Transcribe verbatim every line from the line containing "Serialize everything readable" to the end of the entries, including both endpoints. Output nothing beyond those lines.

### ENTRIES PROVIDED
## start
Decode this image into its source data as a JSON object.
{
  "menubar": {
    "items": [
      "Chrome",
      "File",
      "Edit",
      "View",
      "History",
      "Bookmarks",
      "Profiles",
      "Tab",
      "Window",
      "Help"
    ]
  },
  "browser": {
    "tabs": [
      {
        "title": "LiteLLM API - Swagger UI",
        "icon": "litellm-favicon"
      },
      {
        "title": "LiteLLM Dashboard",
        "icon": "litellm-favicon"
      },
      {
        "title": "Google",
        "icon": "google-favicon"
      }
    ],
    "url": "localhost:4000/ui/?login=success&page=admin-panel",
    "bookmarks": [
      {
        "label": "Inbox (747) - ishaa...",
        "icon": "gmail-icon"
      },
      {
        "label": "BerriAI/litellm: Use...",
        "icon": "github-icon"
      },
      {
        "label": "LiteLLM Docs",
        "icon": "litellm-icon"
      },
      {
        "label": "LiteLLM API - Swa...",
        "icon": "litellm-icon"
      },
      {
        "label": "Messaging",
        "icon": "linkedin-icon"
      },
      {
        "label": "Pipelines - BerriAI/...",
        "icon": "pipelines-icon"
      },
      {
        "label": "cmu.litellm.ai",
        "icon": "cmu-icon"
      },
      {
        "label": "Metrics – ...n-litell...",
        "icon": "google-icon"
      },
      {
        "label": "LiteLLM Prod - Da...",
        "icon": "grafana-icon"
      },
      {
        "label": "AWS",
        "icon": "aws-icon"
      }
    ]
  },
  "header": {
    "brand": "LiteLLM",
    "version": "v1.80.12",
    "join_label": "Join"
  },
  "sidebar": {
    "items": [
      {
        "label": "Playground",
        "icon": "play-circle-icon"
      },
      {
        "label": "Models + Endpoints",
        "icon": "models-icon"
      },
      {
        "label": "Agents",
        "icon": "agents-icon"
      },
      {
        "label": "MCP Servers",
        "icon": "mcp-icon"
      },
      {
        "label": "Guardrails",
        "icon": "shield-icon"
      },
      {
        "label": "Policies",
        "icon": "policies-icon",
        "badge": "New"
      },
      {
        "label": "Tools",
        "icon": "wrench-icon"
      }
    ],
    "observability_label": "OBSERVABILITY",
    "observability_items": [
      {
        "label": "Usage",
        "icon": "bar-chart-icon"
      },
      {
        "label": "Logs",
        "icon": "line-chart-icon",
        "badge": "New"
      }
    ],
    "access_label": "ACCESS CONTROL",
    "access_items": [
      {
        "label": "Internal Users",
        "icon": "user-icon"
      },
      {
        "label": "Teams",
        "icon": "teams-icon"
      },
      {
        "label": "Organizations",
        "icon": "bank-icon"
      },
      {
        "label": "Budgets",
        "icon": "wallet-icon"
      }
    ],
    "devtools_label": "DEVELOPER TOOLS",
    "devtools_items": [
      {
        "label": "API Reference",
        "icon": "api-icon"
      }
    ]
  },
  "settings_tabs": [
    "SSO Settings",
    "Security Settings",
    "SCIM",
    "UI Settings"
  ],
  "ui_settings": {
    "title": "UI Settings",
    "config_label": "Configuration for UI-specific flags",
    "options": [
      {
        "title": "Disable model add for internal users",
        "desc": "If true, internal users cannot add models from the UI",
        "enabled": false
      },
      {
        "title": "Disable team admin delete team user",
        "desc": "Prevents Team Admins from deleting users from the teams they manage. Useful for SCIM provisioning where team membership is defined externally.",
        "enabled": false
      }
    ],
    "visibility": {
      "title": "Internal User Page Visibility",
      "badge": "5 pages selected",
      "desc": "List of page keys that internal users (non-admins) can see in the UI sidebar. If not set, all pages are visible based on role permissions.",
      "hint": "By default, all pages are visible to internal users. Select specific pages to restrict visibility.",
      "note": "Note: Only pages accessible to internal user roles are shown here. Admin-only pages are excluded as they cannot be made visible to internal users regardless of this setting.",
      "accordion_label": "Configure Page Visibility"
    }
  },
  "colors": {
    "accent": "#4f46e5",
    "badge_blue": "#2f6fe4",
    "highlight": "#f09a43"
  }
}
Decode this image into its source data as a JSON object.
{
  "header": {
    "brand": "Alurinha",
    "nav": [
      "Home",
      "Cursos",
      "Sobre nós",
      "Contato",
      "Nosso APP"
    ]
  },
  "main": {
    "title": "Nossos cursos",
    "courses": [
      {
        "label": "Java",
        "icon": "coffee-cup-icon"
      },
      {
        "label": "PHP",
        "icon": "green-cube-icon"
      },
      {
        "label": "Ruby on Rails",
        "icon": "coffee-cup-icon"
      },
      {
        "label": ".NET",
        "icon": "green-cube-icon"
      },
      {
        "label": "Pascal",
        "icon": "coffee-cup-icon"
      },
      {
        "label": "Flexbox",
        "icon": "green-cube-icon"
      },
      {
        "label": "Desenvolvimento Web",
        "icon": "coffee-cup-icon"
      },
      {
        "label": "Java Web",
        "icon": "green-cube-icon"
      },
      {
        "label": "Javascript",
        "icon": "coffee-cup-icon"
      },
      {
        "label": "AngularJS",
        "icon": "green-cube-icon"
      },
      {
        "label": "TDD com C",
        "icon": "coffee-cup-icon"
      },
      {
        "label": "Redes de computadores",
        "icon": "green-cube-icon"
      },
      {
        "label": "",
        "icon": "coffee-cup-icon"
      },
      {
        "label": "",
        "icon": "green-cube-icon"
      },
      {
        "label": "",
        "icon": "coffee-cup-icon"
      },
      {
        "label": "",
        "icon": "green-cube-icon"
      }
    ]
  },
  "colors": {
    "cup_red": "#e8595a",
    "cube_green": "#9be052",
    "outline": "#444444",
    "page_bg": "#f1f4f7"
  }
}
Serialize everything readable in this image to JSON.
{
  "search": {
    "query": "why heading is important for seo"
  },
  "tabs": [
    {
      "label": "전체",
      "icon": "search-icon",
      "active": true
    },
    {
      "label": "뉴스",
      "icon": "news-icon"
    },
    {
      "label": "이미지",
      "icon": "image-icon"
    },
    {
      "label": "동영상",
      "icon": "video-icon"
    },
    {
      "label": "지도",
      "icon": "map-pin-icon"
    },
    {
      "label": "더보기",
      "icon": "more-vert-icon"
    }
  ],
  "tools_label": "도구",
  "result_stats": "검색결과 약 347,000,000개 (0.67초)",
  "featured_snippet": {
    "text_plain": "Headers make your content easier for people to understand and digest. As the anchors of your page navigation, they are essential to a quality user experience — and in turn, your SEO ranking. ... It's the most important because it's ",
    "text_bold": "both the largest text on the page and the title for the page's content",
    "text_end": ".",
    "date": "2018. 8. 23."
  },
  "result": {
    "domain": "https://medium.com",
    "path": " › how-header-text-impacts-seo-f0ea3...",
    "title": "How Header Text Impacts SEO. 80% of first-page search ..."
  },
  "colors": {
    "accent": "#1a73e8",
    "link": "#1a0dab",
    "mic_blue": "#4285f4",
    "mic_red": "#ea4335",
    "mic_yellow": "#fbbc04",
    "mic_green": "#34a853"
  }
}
## end
### EXERCISE ANSWER
Serialize everything readable in this image to JSON.
{
  "search": {
    "query": "why heading is important for seo"
  },
  "tabs": [
    {
      "label": "전체",
      "icon": "search-icon",
      "active": true
    },
    {
      "label": "뉴스",
      "icon": "news-icon"
    },
    {
      "label": "이미지",
      "icon": "image-icon"
    },
    {
      "label": "동영상",
      "icon": "video-icon"
    },
    {
      "label": "지도",
      "icon": "map-pin-icon"
    },
    {
      "label": "더보기",
      "icon": "more-vert-icon"
    }
  ],
  "tools_label": "도구",
  "result_stats": "검색결과 약 347,000,000개 (0.67초)",
  "featured_snippet": {
    "text_plain": "Headers make your content easier for people to understand and digest. As the anchors of your page navigation, they are essential to a quality user experience — and in turn, your SEO ranking. ... It's the most important because it's ",
    "text_bold": "both the largest text on the page and the title for the page's content",
    "text_end": ".",
    "date": "2018. 8. 23."
  },
  "result": {
    "domain": "https://medium.com",
    "path": " › how-header-text-impacts-seo-f0ea3...",
    "title": "How Header Text Impacts SEO. 80% of first-page search ..."
  },
  "colors": {
    "accent": "#1a73e8",
    "link": "#1a0dab",
    "mic_blue": "#4285f4",
    "mic_red": "#ea4335",
    "mic_yellow": "#fbbc04",
    "mic_green": "#34a853"
  }
}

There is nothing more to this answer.